## SHORT EXERCISE
Identify the lines that contain the word "type" and copy each one.

## Data entries for graphics
========================

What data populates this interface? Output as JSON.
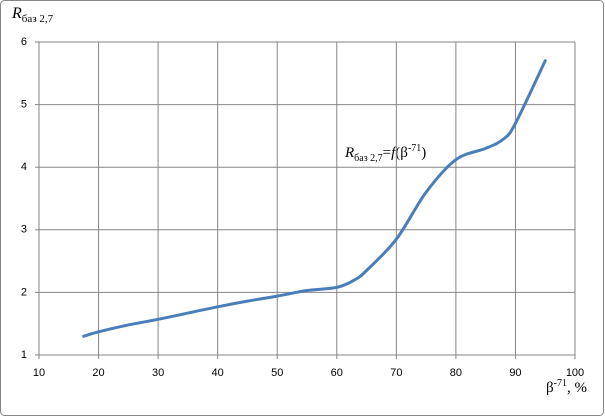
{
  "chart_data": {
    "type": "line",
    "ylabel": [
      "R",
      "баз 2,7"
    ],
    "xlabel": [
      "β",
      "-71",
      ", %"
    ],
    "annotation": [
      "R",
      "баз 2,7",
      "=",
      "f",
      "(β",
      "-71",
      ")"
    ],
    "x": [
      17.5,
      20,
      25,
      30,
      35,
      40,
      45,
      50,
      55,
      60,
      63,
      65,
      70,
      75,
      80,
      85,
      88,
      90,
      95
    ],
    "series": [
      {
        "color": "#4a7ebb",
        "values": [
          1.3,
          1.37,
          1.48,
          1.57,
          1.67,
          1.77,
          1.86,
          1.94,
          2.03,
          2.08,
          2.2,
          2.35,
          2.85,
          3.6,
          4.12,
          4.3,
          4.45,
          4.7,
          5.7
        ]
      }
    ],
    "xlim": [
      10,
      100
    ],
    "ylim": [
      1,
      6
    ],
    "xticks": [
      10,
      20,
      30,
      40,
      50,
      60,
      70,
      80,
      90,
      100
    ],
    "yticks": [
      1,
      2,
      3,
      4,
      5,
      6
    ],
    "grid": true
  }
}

========================

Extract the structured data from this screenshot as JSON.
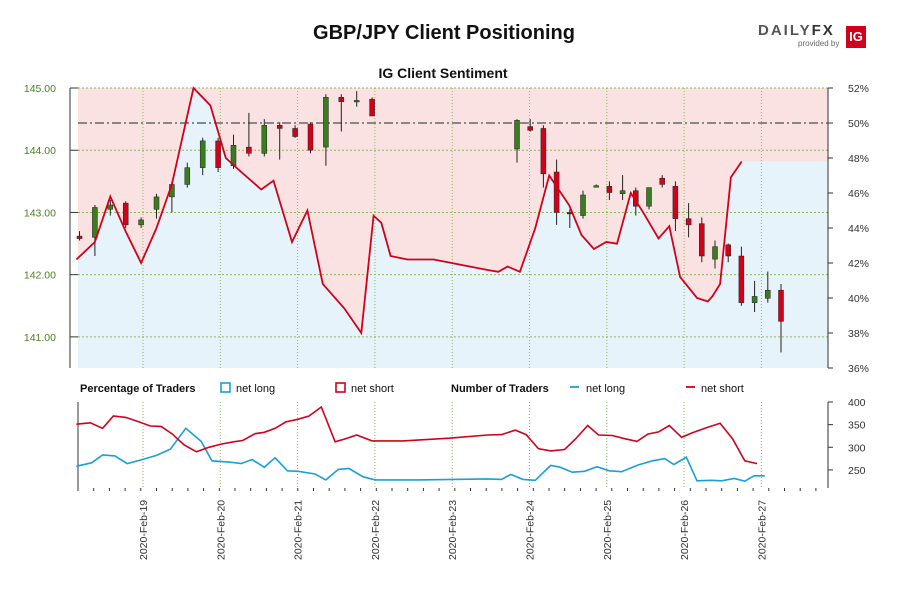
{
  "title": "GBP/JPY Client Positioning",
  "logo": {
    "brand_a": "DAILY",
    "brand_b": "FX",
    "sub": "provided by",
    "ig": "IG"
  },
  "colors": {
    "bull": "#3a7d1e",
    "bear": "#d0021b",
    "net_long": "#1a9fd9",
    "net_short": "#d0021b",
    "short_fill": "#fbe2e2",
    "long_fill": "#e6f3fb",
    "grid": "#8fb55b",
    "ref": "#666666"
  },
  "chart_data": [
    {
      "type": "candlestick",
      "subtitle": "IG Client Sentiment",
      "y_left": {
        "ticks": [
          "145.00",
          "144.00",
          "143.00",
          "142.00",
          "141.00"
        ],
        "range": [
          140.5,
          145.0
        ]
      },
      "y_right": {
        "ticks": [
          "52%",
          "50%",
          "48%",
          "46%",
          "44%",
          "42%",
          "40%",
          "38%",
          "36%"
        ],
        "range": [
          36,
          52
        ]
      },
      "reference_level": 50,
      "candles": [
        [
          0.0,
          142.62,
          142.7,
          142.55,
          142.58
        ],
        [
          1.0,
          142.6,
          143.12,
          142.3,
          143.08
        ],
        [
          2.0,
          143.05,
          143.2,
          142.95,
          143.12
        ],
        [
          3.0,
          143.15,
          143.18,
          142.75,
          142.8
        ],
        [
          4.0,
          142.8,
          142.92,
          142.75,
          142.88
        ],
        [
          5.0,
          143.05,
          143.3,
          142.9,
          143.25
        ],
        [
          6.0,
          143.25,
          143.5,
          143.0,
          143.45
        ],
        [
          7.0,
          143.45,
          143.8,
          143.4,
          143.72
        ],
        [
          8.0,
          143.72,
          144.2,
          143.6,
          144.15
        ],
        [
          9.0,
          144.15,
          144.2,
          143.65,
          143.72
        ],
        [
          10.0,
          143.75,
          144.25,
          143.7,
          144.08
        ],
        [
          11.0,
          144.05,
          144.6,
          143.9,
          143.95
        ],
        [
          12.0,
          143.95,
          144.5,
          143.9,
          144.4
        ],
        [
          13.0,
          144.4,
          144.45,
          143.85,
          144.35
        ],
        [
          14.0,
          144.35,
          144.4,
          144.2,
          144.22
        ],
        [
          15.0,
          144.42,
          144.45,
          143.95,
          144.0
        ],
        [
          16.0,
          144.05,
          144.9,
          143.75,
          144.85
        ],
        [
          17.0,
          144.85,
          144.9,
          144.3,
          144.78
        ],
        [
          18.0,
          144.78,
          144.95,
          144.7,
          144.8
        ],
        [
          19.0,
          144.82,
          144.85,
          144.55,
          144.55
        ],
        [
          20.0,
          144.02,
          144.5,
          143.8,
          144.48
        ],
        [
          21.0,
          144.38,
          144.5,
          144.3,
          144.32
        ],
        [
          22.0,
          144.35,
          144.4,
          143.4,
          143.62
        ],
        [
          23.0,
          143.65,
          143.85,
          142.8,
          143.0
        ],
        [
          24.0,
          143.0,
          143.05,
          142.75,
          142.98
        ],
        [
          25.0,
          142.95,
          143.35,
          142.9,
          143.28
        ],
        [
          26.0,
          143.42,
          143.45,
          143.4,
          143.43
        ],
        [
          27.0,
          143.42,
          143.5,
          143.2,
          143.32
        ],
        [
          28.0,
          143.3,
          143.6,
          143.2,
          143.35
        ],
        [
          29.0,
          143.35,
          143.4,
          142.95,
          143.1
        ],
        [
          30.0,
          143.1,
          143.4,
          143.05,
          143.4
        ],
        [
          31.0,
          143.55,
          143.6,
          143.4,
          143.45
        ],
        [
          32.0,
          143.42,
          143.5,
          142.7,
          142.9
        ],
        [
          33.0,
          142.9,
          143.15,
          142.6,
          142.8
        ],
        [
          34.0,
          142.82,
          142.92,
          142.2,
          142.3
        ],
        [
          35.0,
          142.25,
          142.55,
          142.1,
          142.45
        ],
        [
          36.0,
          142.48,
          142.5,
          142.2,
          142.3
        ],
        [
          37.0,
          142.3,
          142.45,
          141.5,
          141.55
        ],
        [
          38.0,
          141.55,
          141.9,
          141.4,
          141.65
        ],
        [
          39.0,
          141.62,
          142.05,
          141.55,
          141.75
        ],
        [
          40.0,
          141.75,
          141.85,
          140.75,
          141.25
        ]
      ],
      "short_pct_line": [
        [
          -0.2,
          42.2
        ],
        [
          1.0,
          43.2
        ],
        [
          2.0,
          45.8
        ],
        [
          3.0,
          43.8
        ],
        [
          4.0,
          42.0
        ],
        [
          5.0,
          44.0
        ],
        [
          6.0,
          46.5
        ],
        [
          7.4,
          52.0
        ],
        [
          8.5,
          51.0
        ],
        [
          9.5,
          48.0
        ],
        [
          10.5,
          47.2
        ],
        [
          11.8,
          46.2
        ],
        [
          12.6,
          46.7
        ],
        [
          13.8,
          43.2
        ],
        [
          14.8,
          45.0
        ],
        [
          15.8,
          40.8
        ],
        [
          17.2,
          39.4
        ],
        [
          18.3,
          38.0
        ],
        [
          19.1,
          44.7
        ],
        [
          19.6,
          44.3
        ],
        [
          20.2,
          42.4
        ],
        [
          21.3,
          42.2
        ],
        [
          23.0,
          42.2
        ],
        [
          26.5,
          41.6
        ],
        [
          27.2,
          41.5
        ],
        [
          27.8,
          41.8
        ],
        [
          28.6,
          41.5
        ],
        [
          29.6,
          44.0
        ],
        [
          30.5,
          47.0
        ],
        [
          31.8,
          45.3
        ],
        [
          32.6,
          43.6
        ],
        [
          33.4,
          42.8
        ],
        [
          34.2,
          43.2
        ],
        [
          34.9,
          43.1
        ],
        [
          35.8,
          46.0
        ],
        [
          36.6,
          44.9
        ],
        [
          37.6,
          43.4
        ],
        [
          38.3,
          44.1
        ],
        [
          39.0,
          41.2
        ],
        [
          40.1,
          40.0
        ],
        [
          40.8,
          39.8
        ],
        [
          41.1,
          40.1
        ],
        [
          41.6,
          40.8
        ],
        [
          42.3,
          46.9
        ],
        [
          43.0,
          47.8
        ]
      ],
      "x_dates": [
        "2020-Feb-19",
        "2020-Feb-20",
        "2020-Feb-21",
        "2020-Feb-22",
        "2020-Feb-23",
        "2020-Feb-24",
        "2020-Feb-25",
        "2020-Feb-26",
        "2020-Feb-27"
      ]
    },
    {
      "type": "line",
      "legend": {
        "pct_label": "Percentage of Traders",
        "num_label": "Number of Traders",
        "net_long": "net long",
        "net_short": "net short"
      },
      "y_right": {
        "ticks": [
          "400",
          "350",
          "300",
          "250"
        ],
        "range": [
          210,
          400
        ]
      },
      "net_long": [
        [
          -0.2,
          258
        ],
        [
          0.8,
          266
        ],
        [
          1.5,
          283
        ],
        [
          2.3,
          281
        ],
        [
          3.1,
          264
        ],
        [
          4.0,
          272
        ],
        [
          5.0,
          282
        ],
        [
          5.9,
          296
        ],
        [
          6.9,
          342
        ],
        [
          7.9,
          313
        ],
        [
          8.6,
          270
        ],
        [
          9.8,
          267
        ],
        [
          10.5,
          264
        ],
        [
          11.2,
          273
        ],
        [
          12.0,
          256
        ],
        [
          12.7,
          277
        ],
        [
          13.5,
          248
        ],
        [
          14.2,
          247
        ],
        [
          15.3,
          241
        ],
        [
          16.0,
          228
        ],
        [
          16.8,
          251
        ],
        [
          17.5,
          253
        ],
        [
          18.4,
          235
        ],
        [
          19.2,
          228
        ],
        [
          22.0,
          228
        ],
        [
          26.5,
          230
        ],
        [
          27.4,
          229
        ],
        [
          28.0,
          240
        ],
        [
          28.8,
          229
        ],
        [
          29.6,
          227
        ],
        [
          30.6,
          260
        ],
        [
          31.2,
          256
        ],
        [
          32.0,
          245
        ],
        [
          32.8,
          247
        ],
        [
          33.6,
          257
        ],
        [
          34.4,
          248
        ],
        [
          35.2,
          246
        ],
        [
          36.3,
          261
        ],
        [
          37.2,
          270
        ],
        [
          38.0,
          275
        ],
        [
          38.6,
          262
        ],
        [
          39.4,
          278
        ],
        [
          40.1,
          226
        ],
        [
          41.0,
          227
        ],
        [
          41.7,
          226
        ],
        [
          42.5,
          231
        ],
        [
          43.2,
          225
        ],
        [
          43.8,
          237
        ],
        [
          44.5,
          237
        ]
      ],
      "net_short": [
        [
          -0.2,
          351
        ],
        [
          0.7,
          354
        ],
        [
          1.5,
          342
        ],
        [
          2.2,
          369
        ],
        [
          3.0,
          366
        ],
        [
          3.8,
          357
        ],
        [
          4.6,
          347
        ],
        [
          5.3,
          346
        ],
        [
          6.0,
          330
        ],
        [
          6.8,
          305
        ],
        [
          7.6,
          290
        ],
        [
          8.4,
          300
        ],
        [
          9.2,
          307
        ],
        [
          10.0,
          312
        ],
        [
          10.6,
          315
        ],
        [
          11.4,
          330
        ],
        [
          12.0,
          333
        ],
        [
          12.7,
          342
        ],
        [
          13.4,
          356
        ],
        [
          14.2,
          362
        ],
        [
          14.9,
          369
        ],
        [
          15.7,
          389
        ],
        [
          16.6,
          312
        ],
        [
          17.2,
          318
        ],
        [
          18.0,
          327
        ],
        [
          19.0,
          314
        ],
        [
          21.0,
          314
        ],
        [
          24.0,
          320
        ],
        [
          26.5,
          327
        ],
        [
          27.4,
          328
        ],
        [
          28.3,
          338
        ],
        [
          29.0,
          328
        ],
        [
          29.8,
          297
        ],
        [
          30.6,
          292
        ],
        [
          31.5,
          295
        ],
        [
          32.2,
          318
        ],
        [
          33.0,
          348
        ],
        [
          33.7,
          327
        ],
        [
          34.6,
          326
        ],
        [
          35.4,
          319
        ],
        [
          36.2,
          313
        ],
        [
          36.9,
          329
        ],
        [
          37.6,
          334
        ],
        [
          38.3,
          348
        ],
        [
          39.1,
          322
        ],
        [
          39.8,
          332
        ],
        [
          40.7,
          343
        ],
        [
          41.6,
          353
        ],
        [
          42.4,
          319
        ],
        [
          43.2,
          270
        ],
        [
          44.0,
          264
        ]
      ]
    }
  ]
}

========================

## WRITTEN REPLY
    "type": "line",
      "type": "candlestick",
      "type": "line",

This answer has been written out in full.